(Dataset records)
- - - -
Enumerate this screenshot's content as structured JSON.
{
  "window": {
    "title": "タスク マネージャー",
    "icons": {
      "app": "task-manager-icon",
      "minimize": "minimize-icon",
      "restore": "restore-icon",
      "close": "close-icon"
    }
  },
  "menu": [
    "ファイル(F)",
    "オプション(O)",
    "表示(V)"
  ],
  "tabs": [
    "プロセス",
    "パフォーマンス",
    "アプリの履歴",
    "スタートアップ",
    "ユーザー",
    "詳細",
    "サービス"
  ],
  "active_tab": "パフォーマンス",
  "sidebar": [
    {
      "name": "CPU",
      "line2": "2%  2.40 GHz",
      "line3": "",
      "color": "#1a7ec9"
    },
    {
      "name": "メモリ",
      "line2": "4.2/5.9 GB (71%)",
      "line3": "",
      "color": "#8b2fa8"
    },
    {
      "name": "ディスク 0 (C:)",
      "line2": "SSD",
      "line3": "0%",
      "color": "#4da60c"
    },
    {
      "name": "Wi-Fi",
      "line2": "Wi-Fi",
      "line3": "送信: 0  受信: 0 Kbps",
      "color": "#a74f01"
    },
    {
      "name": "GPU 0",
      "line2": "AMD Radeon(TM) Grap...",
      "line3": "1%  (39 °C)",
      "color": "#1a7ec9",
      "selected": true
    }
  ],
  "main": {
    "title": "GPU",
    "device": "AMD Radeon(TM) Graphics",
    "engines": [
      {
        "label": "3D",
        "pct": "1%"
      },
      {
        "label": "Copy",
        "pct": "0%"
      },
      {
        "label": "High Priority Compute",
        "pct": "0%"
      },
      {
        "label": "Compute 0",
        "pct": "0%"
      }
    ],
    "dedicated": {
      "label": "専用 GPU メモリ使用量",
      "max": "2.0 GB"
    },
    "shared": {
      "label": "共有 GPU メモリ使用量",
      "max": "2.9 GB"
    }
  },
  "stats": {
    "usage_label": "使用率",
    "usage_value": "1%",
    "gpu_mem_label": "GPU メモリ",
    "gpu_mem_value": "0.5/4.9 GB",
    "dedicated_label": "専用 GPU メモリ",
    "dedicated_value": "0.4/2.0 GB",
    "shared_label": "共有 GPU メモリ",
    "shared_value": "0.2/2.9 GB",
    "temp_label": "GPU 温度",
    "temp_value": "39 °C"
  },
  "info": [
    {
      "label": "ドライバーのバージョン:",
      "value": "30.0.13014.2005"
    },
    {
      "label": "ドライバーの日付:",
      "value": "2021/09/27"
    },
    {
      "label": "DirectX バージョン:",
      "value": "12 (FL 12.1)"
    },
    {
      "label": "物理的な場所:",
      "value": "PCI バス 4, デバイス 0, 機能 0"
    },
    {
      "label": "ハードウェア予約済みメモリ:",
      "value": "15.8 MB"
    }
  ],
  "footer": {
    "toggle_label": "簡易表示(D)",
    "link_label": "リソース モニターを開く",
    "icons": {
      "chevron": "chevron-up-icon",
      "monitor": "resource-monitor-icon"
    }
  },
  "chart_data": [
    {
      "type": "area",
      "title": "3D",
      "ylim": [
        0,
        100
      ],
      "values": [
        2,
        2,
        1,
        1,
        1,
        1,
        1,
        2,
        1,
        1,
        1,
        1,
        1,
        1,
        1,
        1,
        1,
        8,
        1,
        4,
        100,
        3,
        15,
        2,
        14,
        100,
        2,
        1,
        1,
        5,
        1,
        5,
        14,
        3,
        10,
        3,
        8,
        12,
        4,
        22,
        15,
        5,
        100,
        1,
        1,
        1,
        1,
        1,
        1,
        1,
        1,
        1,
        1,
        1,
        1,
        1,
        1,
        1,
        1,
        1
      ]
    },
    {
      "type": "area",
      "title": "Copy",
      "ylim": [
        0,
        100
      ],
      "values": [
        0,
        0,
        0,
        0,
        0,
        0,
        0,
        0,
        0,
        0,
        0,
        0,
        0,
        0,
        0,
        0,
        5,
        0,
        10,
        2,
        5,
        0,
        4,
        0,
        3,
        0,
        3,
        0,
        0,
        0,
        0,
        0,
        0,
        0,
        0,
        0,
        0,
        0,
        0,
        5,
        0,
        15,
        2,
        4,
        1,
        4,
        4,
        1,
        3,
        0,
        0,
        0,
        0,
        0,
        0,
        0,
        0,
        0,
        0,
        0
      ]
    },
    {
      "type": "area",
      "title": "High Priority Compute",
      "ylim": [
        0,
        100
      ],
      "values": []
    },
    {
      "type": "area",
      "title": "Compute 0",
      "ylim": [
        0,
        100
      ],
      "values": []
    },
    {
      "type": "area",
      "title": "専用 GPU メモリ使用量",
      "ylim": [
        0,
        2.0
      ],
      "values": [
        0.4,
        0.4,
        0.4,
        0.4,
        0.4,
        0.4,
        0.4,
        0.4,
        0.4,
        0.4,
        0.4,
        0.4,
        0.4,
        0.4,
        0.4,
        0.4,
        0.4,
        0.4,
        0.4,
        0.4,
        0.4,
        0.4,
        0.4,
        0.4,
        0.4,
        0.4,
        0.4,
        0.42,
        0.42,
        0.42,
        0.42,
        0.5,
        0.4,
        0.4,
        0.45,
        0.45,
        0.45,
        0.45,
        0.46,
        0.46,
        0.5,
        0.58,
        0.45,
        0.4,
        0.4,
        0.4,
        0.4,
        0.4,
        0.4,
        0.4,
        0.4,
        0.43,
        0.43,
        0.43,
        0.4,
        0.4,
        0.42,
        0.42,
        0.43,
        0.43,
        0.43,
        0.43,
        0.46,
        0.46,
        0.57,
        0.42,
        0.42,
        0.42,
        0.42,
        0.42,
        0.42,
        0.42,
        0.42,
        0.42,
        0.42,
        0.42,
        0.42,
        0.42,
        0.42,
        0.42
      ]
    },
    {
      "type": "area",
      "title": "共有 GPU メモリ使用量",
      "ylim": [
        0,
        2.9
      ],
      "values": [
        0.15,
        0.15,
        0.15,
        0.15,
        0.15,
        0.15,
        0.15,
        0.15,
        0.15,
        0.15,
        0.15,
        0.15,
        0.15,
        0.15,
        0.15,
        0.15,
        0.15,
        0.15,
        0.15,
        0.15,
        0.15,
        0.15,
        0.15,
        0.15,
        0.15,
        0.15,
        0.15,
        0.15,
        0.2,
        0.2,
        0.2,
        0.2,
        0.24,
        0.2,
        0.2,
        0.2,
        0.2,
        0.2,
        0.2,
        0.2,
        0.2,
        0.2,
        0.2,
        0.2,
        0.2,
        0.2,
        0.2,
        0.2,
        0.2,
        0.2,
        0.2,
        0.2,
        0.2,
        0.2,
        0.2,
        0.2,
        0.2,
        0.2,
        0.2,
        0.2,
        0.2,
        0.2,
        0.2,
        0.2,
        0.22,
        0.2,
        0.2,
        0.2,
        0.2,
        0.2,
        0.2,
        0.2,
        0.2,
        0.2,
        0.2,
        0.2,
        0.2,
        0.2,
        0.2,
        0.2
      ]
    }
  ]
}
- - - -
**What needs to be done:**
Print the whole listing again, exactly.

**Task result:**
Enumerate this screenshot's content as structured JSON.
{
  "window": {
    "title": "タスク マネージャー",
    "icons": {
      "app": "task-manager-icon",
      "minimize": "minimize-icon",
      "restore": "restore-icon",
      "close": "close-icon"
    }
  },
  "menu": [
    "ファイル(F)",
    "オプション(O)",
    "表示(V)"
  ],
  "tabs": [
    "プロセス",
    "パフォーマンス",
    "アプリの履歴",
    "スタートアップ",
    "ユーザー",
    "詳細",
    "サービス"
  ],
  "active_tab": "パフォーマンス",
  "sidebar": [
    {
      "name": "CPU",
      "line2": "2%  2.40 GHz",
      "line3": "",
      "color": "#1a7ec9"
    },
    {
      "name": "メモリ",
      "line2": "4.2/5.9 GB (71%)",
      "line3": "",
      "color": "#8b2fa8"
    },
    {
      "name": "ディスク 0 (C:)",
      "line2": "SSD",
      "line3": "0%",
      "color": "#4da60c"
    },
    {
      "name": "Wi-Fi",
      "line2": "Wi-Fi",
      "line3": "送信: 0  受信: 0 Kbps",
      "color": "#a74f01"
    },
    {
      "name": "GPU 0",
      "line2": "AMD Radeon(TM) Grap...",
      "line3": "1%  (39 °C)",
      "color": "#1a7ec9",
      "selected": true
    }
  ],
  "main": {
    "title": "GPU",
    "device": "AMD Radeon(TM) Graphics",
    "engines": [
      {
        "label": "3D",
        "pct": "1%"
      },
      {
        "label": "Copy",
        "pct": "0%"
      },
      {
        "label": "High Priority Compute",
        "pct": "0%"
      },
      {
        "label": "Compute 0",
        "pct": "0%"
      }
    ],
    "dedicated": {
      "label": "専用 GPU メモリ使用量",
      "max": "2.0 GB"
    },
    "shared": {
      "label": "共有 GPU メモリ使用量",
      "max": "2.9 GB"
    }
  },
  "stats": {
    "usage_label": "使用率",
    "usage_value": "1%",
    "gpu_mem_label": "GPU メモリ",
    "gpu_mem_value": "0.5/4.9 GB",
    "dedicated_label": "専用 GPU メモリ",
    "dedicated_value": "0.4/2.0 GB",
    "shared_label": "共有 GPU メモリ",
    "shared_value": "0.2/2.9 GB",
    "temp_label": "GPU 温度",
    "temp_value": "39 °C"
  },
  "info": [
    {
      "label": "ドライバーのバージョン:",
      "value": "30.0.13014.2005"
    },
    {
      "label": "ドライバーの日付:",
      "value": "2021/09/27"
    },
    {
      "label": "DirectX バージョン:",
      "value": "12 (FL 12.1)"
    },
    {
      "label": "物理的な場所:",
      "value": "PCI バス 4, デバイス 0, 機能 0"
    },
    {
      "label": "ハードウェア予約済みメモリ:",
      "value": "15.8 MB"
    }
  ],
  "footer": {
    "toggle_label": "簡易表示(D)",
    "link_label": "リソース モニターを開く",
    "icons": {
      "chevron": "chevron-up-icon",
      "monitor": "resource-monitor-icon"
    }
  },
  "chart_data": [
    {
      "type": "area",
      "title": "3D",
      "ylim": [
        0,
        100
      ],
      "values": [
        2,
        2,
        1,
        1,
        1,
        1,
        1,
        2,
        1,
        1,
        1,
        1,
        1,
        1,
        1,
        1,
        1,
        8,
        1,
        4,
        100,
        3,
        15,
        2,
        14,
        100,
        2,
        1,
        1,
        5,
        1,
        5,
        14,
        3,
        10,
        3,
        8,
        12,
        4,
        22,
        15,
        5,
        100,
        1,
        1,
        1,
        1,
        1,
        1,
        1,
        1,
        1,
        1,
        1,
        1,
        1,
        1,
        1,
        1,
        1
      ]
    },
    {
      "type": "area",
      "title": "Copy",
      "ylim": [
        0,
        100
      ],
      "values": [
        0,
        0,
        0,
        0,
        0,
        0,
        0,
        0,
        0,
        0,
        0,
        0,
        0,
        0,
        0,
        0,
        5,
        0,
        10,
        2,
        5,
        0,
        4,
        0,
        3,
        0,
        3,
        0,
        0,
        0,
        0,
        0,
        0,
        0,
        0,
        0,
        0,
        0,
        0,
        5,
        0,
        15,
        2,
        4,
        1,
        4,
        4,
        1,
        3,
        0,
        0,
        0,
        0,
        0,
        0,
        0,
        0,
        0,
        0,
        0
      ]
    },
    {
      "type": "area",
      "title": "High Priority Compute",
      "ylim": [
        0,
        100
      ],
      "values": []
    },
    {
      "type": "area",
      "title": "Compute 0",
      "ylim": [
        0,
        100
      ],
      "values": []
    },
    {
      "type": "area",
      "title": "専用 GPU メモリ使用量",
      "ylim": [
        0,
        2.0
      ],
      "values": [
        0.4,
        0.4,
        0.4,
        0.4,
        0.4,
        0.4,
        0.4,
        0.4,
        0.4,
        0.4,
        0.4,
        0.4,
        0.4,
        0.4,
        0.4,
        0.4,
        0.4,
        0.4,
        0.4,
        0.4,
        0.4,
        0.4,
        0.4,
        0.4,
        0.4,
        0.4,
        0.4,
        0.42,
        0.42,
        0.42,
        0.42,
        0.5,
        0.4,
        0.4,
        0.45,
        0.45,
        0.45,
        0.45,
        0.46,
        0.46,
        0.5,
        0.58,
        0.45,
        0.4,
        0.4,
        0.4,
        0.4,
        0.4,
        0.4,
        0.4,
        0.4,
        0.43,
        0.43,
        0.43,
        0.4,
        0.4,
        0.42,
        0.42,
        0.43,
        0.43,
        0.43,
        0.43,
        0.46,
        0.46,
        0.57,
        0.42,
        0.42,
        0.42,
        0.42,
        0.42,
        0.42,
        0.42,
        0.42,
        0.42,
        0.42,
        0.42,
        0.42,
        0.42,
        0.42,
        0.42
      ]
    },
    {
      "type": "area",
      "title": "共有 GPU メモリ使用量",
      "ylim": [
        0,
        2.9
      ],
      "values": [
        0.15,
        0.15,
        0.15,
        0.15,
        0.15,
        0.15,
        0.15,
        0.15,
        0.15,
        0.15,
        0.15,
        0.15,
        0.15,
        0.15,
        0.15,
        0.15,
        0.15,
        0.15,
        0.15,
        0.15,
        0.15,
        0.15,
        0.15,
        0.15,
        0.15,
        0.15,
        0.15,
        0.15,
        0.2,
        0.2,
        0.2,
        0.2,
        0.24,
        0.2,
        0.2,
        0.2,
        0.2,
        0.2,
        0.2,
        0.2,
        0.2,
        0.2,
        0.2,
        0.2,
        0.2,
        0.2,
        0.2,
        0.2,
        0.2,
        0.2,
        0.2,
        0.2,
        0.2,
        0.2,
        0.2,
        0.2,
        0.2,
        0.2,
        0.2,
        0.2,
        0.2,
        0.2,
        0.2,
        0.2,
        0.22,
        0.2,
        0.2,
        0.2,
        0.2,
        0.2,
        0.2,
        0.2,
        0.2,
        0.2,
        0.2,
        0.2,
        0.2,
        0.2,
        0.2,
        0.2
      ]
    }
  ]
}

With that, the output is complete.